*OBJECTIVE*:
Copy each line of the listing below exactly.

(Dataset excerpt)

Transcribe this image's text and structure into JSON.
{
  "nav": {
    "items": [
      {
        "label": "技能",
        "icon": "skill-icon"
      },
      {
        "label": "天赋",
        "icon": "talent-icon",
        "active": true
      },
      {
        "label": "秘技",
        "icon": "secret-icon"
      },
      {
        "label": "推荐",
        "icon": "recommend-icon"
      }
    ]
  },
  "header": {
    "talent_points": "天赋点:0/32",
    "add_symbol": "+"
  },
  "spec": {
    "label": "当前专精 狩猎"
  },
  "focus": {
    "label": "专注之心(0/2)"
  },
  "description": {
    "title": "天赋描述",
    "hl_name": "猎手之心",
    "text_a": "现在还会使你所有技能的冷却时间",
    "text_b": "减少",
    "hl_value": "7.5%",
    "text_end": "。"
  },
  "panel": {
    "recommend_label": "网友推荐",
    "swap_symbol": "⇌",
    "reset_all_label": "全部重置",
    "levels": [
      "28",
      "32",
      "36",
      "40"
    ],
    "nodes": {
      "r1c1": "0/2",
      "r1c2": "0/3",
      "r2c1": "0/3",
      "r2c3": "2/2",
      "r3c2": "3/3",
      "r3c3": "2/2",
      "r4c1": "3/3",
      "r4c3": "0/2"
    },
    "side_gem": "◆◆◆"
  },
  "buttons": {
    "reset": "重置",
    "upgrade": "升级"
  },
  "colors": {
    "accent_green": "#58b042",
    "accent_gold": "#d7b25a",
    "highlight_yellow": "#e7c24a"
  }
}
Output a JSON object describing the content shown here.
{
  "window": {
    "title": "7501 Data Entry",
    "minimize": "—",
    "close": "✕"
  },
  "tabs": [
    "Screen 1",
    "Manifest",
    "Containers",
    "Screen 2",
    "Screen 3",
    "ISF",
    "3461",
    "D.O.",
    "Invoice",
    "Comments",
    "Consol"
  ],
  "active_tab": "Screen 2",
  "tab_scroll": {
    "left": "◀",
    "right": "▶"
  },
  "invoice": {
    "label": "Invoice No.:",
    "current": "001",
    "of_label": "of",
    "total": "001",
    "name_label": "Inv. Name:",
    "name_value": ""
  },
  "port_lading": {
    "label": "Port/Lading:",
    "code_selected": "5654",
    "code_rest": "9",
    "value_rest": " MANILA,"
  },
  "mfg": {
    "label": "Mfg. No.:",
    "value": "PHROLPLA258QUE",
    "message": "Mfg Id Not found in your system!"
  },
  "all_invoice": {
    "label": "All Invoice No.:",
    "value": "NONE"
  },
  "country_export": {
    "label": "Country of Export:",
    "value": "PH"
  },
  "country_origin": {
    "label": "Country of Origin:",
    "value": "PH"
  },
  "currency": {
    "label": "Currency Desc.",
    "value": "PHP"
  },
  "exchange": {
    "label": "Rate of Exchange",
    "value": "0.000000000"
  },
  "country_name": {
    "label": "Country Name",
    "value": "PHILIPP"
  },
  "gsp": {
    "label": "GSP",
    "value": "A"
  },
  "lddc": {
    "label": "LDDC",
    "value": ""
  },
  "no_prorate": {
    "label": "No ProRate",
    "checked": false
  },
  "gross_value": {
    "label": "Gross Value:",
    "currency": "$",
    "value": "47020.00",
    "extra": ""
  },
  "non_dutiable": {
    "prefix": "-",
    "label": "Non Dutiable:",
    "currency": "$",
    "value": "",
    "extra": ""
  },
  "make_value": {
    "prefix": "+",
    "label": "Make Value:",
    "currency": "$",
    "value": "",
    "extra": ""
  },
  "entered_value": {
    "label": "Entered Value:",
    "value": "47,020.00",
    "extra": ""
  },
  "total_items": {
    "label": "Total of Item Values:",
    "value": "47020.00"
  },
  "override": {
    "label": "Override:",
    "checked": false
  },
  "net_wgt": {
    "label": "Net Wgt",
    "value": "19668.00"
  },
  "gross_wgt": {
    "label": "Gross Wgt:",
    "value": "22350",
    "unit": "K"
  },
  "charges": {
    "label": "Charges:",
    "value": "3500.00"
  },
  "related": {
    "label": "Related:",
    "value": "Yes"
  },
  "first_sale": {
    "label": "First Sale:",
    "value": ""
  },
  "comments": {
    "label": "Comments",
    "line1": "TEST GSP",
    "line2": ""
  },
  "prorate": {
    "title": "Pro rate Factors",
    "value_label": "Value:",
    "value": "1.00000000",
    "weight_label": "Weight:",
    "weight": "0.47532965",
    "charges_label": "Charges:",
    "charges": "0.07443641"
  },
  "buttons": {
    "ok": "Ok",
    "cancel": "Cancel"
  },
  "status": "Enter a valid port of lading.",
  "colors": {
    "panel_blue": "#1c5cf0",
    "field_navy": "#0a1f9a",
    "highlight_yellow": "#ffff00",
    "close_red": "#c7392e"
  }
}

*CORRECT ANSWER*:
Transcribe this image's text and structure into JSON.
{
  "nav": {
    "items": [
      {
        "label": "技能",
        "icon": "skill-icon"
      },
      {
        "label": "天赋",
        "icon": "talent-icon",
        "active": true
      },
      {
        "label": "秘技",
        "icon": "secret-icon"
      },
      {
        "label": "推荐",
        "icon": "recommend-icon"
      }
    ]
  },
  "header": {
    "talent_points": "天赋点:0/32",
    "add_symbol": "+"
  },
  "spec": {
    "label": "当前专精 狩猎"
  },
  "focus": {
    "label": "专注之心(0/2)"
  },
  "description": {
    "title": "天赋描述",
    "hl_name": "猎手之心",
    "text_a": "现在还会使你所有技能的冷却时间",
    "text_b": "减少",
    "hl_value": "7.5%",
    "text_end": "。"
  },
  "panel": {
    "recommend_label": "网友推荐",
    "swap_symbol": "⇌",
    "reset_all_label": "全部重置",
    "levels": [
      "28",
      "32",
      "36",
      "40"
    ],
    "nodes": {
      "r1c1": "0/2",
      "r1c2": "0/3",
      "r2c1": "0/3",
      "r2c3": "2/2",
      "r3c2": "3/3",
      "r3c3": "2/2",
      "r4c1": "3/3",
      "r4c3": "0/2"
    },
    "side_gem": "◆◆◆"
  },
  "buttons": {
    "reset": "重置",
    "upgrade": "升级"
  },
  "colors": {
    "accent_green": "#58b042",
    "accent_gold": "#d7b25a",
    "highlight_yellow": "#e7c24a"
  }
}
Output a JSON object describing the content shown here.
{
  "window": {
    "title": "7501 Data Entry",
    "minimize": "—",
    "close": "✕"
  },
  "tabs": [
    "Screen 1",
    "Manifest",
    "Containers",
    "Screen 2",
    "Screen 3",
    "ISF",
    "3461",
    "D.O.",
    "Invoice",
    "Comments",
    "Consol"
  ],
  "active_tab": "Screen 2",
  "tab_scroll": {
    "left": "◀",
    "right": "▶"
  },
  "invoice": {
    "label": "Invoice No.:",
    "current": "001",
    "of_label": "of",
    "total": "001",
    "name_label": "Inv. Name:",
    "name_value": ""
  },
  "port_lading": {
    "label": "Port/Lading:",
    "code_selected": "5654",
    "code_rest": "9",
    "value_rest": " MANILA,"
  },
  "mfg": {
    "label": "Mfg. No.:",
    "value": "PHROLPLA258QUE",
    "message": "Mfg Id Not found in your system!"
  },
  "all_invoice": {
    "label": "All Invoice No.:",
    "value": "NONE"
  },
  "country_export": {
    "label": "Country of Export:",
    "value": "PH"
  },
  "country_origin": {
    "label": "Country of Origin:",
    "value": "PH"
  },
  "currency": {
    "label": "Currency Desc.",
    "value": "PHP"
  },
  "exchange": {
    "label": "Rate of Exchange",
    "value": "0.000000000"
  },
  "country_name": {
    "label": "Country Name",
    "value": "PHILIPP"
  },
  "gsp": {
    "label": "GSP",
    "value": "A"
  },
  "lddc": {
    "label": "LDDC",
    "value": ""
  },
  "no_prorate": {
    "label": "No ProRate",
    "checked": false
  },
  "gross_value": {
    "label": "Gross Value:",
    "currency": "$",
    "value": "47020.00",
    "extra": ""
  },
  "non_dutiable": {
    "prefix": "-",
    "label": "Non Dutiable:",
    "currency": "$",
    "value": "",
    "extra": ""
  },
  "make_value": {
    "prefix": "+",
    "label": "Make Value:",
    "currency": "$",
    "value": "",
    "extra": ""
  },
  "entered_value": {
    "label": "Entered Value:",
    "value": "47,020.00",
    "extra": ""
  },
  "total_items": {
    "label": "Total of Item Values:",
    "value": "47020.00"
  },
  "override": {
    "label": "Override:",
    "checked": false
  },
  "net_wgt": {
    "label": "Net Wgt",
    "value": "19668.00"
  },
  "gross_wgt": {
    "label": "Gross Wgt:",
    "value": "22350",
    "unit": "K"
  },
  "charges": {
    "label": "Charges:",
    "value": "3500.00"
  },
  "related": {
    "label": "Related:",
    "value": "Yes"
  },
  "first_sale": {
    "label": "First Sale:",
    "value": ""
  },
  "comments": {
    "label": "Comments",
    "line1": "TEST GSP",
    "line2": ""
  },
  "prorate": {
    "title": "Pro rate Factors",
    "value_label": "Value:",
    "value": "1.00000000",
    "weight_label": "Weight:",
    "weight": "0.47532965",
    "charges_label": "Charges:",
    "charges": "0.07443641"
  },
  "buttons": {
    "ok": "Ok",
    "cancel": "Cancel"
  },
  "status": "Enter a valid port of lading.",
  "colors": {
    "panel_blue": "#1c5cf0",
    "field_navy": "#0a1f9a",
    "highlight_yellow": "#ffff00",
    "close_red": "#c7392e"
  }
}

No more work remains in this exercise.